▶ **Data excerpts**:
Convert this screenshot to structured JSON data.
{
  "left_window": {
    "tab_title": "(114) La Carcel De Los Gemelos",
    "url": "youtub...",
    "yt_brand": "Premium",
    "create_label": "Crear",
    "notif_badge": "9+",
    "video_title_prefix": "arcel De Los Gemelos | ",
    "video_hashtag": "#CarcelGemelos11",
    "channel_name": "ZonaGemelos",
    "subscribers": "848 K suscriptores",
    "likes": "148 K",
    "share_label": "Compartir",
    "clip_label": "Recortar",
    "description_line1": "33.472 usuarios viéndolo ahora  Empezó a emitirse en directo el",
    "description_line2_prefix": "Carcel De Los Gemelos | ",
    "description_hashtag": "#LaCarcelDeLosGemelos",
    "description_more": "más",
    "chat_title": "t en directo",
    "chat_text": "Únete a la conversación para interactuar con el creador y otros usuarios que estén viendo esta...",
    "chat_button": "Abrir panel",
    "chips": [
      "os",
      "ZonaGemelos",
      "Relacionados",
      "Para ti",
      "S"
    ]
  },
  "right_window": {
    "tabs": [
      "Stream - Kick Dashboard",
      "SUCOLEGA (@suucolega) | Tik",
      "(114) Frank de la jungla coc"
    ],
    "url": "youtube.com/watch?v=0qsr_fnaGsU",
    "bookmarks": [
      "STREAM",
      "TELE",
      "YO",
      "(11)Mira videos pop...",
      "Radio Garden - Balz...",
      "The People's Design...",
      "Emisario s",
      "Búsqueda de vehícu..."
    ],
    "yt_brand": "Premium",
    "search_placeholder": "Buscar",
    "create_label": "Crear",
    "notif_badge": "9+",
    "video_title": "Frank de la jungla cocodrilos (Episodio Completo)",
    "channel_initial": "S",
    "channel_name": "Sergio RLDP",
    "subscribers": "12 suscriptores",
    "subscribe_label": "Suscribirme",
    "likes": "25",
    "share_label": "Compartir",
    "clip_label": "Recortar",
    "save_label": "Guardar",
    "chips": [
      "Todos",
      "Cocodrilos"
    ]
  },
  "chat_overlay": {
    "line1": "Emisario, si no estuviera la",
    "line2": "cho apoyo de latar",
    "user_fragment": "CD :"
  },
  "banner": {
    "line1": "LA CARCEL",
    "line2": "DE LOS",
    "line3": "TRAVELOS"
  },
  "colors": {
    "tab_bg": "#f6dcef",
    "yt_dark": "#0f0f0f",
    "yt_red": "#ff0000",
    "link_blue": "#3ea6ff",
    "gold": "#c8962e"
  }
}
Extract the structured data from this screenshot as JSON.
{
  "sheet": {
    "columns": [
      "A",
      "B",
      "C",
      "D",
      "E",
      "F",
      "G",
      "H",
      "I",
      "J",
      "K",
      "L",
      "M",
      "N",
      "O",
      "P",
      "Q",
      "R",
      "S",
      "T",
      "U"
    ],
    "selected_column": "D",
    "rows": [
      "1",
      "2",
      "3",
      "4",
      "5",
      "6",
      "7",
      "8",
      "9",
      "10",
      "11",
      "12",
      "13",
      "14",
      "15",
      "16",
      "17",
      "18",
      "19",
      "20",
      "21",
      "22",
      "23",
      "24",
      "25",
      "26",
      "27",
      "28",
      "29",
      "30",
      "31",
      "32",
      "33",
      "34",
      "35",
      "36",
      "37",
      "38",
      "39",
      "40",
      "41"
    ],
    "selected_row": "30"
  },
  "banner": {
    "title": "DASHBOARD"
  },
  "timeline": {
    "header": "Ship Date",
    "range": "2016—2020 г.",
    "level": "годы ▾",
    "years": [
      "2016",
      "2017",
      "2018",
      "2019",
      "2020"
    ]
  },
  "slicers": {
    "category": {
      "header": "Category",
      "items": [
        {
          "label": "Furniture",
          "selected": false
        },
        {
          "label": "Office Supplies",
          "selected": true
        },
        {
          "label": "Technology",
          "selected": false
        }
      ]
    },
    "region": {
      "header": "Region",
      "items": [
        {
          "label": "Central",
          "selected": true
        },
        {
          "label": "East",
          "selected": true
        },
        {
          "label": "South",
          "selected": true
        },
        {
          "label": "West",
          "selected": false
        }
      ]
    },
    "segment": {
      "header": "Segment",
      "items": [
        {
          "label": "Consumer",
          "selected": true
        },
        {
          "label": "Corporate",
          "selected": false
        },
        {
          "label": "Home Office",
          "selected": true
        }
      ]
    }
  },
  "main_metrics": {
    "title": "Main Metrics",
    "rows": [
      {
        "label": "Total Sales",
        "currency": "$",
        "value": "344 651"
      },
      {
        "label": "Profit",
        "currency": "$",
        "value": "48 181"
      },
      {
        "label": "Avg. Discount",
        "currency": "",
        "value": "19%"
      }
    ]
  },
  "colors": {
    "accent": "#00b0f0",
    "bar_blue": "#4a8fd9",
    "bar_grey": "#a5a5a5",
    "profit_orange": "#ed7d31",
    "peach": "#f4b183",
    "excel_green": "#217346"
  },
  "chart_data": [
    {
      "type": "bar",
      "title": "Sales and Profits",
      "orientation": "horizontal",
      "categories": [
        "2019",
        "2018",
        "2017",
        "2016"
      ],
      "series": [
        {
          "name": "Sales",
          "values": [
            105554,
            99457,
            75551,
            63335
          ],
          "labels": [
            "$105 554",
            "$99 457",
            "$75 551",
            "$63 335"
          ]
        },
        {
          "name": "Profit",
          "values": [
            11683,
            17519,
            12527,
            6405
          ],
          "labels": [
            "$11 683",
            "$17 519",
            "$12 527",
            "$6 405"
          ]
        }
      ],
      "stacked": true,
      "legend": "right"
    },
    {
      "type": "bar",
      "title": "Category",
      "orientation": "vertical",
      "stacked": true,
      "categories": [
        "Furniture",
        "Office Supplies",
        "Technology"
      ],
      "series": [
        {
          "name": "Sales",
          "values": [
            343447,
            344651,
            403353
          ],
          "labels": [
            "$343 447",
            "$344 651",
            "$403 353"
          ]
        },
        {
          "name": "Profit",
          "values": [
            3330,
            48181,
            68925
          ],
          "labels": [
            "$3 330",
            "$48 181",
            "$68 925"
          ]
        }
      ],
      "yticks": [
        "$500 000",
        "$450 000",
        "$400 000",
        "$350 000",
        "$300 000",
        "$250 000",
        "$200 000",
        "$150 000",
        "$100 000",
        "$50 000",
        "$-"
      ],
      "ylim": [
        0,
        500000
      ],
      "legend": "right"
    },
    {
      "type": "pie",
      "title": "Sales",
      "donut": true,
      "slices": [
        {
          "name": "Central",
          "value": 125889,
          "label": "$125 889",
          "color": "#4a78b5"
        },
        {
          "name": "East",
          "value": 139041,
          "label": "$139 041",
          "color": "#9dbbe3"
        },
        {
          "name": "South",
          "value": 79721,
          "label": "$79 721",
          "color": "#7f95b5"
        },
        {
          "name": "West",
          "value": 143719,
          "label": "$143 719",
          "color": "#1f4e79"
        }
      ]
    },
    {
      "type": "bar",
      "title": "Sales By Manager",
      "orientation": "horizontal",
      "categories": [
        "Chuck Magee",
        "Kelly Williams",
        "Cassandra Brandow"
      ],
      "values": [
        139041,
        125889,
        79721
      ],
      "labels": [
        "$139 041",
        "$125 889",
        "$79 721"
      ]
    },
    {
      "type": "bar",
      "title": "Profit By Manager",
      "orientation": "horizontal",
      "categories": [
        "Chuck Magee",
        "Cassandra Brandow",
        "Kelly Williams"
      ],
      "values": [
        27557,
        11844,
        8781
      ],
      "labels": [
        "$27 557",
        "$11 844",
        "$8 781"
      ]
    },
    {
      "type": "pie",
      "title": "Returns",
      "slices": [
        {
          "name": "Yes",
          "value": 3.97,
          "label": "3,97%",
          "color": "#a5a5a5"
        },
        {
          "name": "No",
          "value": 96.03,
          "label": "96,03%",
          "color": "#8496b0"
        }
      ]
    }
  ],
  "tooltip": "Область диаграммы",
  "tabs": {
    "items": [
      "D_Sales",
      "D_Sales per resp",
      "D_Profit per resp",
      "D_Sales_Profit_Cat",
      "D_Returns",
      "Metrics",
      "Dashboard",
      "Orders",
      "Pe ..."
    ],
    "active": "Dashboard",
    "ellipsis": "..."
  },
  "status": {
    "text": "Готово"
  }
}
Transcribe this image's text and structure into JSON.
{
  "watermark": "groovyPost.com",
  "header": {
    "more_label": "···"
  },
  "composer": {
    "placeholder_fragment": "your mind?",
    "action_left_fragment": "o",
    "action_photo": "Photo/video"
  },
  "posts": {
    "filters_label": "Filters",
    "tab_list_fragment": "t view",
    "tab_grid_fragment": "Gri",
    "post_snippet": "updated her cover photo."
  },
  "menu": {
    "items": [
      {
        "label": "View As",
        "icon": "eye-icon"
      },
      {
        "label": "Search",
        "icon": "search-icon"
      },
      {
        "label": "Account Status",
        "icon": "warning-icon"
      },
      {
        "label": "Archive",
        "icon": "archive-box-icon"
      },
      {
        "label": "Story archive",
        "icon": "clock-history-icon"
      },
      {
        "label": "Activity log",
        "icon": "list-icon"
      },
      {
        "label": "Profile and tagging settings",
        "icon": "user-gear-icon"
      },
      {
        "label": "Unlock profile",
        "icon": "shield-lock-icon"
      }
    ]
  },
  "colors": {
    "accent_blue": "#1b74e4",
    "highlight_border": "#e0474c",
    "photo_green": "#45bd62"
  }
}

▶ **JOB**:
Using the material above, copy every line in which the string "structured" occurs.

▶ **TASK SOLUTION**:
Convert this screenshot to structured JSON data.
Extract the structured data from this screenshot as JSON.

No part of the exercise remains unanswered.